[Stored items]
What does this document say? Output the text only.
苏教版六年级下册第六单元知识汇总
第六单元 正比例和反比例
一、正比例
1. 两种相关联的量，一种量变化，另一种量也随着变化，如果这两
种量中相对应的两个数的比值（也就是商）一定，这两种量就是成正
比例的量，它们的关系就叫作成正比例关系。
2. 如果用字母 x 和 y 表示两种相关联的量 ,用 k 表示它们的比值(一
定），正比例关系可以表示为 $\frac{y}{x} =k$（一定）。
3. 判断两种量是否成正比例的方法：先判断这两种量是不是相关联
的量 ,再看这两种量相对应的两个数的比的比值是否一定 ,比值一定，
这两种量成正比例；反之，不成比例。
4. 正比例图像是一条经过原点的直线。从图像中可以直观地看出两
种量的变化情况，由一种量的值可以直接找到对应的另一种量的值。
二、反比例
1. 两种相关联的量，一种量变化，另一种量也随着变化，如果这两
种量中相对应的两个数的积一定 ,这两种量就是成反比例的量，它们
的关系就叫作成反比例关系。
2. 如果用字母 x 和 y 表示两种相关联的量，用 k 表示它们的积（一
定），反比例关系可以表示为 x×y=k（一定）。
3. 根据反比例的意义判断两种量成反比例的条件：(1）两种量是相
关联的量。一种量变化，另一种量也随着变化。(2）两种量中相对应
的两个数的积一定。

[TASK TO COMPLETE] Retype each record exactly, leaving nothing out.

[RESULT OF THE EXERCISE]
What does this document say? Output the text only.
苏教版六年级下册第六单元知识汇总
第六单元 正比例和反比例
一、正比例
1. 两种相关联的量，一种量变化，另一种量也随着变化，如果这两
种量中相对应的两个数的比值（也就是商）一定，这两种量就是成正
比例的量，它们的关系就叫作成正比例关系。
2. 如果用字母 x 和 y 表示两种相关联的量 ,用 k 表示它们的比值(一
定），正比例关系可以表示为 $\frac{y}{x} =k$（一定）。
3. 判断两种量是否成正比例的方法：先判断这两种量是不是相关联
的量 ,再看这两种量相对应的两个数的比的比值是否一定 ,比值一定，
这两种量成正比例；反之，不成比例。
4. 正比例图像是一条经过原点的直线。从图像中可以直观地看出两
种量的变化情况，由一种量的值可以直接找到对应的另一种量的值。
二、反比例
1. 两种相关联的量，一种量变化，另一种量也随着变化，如果这两
种量中相对应的两个数的积一定 ,这两种量就是成反比例的量，它们
的关系就叫作成反比例关系。
2. 如果用字母 x 和 y 表示两种相关联的量，用 k 表示它们的积（一
定），反比例关系可以表示为 x×y=k（一定）。
3. 根据反比例的意义判断两种量成反比例的条件：(1）两种量是相
关联的量。一种量变化，另一种量也随着变化。(2）两种量中相对应
的两个数的积一定。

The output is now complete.